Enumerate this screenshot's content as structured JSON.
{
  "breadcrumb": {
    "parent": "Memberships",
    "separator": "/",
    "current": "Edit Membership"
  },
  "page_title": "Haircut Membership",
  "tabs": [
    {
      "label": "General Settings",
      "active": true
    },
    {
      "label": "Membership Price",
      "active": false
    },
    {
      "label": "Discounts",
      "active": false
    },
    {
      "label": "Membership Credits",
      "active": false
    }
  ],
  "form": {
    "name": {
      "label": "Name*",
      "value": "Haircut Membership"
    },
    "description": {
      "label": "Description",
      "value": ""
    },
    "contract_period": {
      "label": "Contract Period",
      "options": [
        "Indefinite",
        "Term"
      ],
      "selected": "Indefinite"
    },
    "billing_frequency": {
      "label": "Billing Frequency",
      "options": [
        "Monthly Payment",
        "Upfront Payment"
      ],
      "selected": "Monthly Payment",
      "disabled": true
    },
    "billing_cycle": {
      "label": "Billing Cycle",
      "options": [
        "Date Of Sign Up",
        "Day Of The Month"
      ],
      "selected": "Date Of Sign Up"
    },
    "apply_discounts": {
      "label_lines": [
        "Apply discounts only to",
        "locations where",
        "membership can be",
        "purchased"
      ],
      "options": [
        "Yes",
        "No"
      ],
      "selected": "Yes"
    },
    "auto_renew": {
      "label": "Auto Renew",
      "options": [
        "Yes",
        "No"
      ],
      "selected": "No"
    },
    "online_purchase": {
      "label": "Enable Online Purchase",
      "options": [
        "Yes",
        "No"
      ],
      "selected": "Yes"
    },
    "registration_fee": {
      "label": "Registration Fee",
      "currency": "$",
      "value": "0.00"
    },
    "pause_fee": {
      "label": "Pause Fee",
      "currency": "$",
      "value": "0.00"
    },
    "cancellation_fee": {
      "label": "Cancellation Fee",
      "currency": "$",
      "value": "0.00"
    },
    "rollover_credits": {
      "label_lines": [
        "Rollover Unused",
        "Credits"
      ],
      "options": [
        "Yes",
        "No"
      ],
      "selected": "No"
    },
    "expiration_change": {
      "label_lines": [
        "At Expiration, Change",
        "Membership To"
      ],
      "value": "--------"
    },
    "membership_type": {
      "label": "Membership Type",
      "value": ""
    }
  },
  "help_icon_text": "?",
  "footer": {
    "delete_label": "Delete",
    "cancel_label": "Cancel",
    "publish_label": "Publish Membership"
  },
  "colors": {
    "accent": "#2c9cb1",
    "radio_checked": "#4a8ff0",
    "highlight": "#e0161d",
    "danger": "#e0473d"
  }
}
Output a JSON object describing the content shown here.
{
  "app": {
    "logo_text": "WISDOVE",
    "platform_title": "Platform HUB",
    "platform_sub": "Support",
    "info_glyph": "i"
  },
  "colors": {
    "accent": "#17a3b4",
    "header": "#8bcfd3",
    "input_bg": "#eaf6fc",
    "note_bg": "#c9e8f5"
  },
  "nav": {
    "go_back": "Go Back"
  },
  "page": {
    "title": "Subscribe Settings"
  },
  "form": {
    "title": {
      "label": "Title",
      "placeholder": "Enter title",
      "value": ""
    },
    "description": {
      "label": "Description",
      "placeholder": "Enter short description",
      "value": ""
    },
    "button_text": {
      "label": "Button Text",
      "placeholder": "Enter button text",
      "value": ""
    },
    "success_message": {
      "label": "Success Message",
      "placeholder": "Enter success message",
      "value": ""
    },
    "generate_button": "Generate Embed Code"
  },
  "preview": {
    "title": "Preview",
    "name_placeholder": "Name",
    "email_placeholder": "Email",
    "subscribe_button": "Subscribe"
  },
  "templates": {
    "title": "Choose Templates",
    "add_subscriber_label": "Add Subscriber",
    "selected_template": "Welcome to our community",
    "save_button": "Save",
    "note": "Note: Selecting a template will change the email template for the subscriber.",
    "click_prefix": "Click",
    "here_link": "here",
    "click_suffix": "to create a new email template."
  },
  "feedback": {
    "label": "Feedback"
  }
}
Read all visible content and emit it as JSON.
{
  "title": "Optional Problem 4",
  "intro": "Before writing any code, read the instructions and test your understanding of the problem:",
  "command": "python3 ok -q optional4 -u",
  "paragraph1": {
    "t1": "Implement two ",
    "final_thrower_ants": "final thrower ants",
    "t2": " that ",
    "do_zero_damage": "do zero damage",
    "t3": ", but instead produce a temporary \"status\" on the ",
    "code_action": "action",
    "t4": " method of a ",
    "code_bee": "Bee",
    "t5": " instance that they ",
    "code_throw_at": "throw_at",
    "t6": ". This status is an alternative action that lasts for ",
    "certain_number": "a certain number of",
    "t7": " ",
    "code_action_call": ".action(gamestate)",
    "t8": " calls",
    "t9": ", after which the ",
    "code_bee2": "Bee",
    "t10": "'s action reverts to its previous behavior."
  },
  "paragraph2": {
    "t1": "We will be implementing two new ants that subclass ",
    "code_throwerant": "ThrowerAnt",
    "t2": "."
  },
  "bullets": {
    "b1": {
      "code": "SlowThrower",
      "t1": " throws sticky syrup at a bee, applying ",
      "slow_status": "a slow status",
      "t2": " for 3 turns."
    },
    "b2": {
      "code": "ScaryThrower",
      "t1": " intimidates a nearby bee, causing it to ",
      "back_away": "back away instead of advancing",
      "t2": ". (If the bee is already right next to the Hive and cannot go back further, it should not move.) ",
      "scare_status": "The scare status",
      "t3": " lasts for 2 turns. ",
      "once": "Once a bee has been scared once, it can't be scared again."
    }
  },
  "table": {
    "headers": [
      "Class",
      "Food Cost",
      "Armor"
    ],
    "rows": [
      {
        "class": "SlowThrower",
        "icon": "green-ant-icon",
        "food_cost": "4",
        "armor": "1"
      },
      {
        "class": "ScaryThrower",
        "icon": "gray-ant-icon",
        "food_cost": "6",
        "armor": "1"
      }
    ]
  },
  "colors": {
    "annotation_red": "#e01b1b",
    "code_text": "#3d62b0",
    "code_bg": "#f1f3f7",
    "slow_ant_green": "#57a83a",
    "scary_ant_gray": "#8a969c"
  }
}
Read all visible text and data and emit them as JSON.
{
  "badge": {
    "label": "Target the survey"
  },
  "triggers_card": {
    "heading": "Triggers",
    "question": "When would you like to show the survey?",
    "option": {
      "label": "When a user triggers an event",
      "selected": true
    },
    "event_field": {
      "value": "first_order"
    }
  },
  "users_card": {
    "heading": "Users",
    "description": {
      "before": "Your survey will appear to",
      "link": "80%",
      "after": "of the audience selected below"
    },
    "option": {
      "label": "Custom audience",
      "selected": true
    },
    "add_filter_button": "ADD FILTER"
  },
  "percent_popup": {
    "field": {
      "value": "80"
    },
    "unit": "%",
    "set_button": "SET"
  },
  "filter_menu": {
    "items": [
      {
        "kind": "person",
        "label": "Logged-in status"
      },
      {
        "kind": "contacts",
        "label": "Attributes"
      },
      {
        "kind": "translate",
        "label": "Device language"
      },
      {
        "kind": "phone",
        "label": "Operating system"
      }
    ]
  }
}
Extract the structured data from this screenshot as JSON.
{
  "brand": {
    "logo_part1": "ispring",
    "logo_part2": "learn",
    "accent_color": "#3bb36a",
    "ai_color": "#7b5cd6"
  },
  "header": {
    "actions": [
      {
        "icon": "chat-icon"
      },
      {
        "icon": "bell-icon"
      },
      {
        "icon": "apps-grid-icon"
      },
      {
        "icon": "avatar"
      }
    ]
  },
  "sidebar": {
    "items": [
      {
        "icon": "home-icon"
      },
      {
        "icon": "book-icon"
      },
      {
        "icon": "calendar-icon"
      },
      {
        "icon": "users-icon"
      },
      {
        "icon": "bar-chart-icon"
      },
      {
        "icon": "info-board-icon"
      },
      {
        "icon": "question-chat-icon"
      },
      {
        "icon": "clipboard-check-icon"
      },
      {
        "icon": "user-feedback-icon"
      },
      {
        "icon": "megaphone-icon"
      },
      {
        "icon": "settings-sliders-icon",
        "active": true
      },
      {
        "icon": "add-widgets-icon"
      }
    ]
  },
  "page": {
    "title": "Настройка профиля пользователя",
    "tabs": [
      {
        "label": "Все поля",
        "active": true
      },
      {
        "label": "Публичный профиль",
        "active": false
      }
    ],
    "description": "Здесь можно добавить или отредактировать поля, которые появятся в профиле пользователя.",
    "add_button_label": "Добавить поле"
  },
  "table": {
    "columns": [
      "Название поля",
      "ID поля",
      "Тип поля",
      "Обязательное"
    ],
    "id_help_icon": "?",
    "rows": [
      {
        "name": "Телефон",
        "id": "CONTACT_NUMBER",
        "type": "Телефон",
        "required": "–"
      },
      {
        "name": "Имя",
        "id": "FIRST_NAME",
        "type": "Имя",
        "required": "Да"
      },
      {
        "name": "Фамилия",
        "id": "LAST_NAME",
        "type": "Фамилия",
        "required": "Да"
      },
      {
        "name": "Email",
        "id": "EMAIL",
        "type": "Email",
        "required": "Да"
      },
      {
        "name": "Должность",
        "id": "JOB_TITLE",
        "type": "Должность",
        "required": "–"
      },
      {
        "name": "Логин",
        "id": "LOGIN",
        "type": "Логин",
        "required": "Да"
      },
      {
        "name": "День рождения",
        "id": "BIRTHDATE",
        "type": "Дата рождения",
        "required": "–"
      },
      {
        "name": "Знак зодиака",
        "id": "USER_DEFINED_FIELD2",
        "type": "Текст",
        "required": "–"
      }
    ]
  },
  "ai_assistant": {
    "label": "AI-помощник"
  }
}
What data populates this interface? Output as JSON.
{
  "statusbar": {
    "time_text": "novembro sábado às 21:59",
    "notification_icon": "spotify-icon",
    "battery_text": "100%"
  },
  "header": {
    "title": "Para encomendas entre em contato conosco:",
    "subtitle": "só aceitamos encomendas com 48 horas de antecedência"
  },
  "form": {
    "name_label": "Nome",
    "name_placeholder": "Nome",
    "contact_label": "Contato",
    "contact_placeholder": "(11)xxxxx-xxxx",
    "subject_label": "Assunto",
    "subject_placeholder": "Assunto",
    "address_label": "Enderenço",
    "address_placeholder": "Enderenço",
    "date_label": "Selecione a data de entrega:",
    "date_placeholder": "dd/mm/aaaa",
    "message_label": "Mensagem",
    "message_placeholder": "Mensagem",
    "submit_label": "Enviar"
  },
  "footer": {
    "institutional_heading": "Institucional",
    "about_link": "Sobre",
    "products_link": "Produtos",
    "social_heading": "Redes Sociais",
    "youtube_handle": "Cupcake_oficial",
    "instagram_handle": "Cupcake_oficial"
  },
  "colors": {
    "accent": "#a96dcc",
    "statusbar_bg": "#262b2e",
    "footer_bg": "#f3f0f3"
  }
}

**Short task:** Count the lines of these entries that hold the string "Haircut", and give only that number.

**Correct result:** 2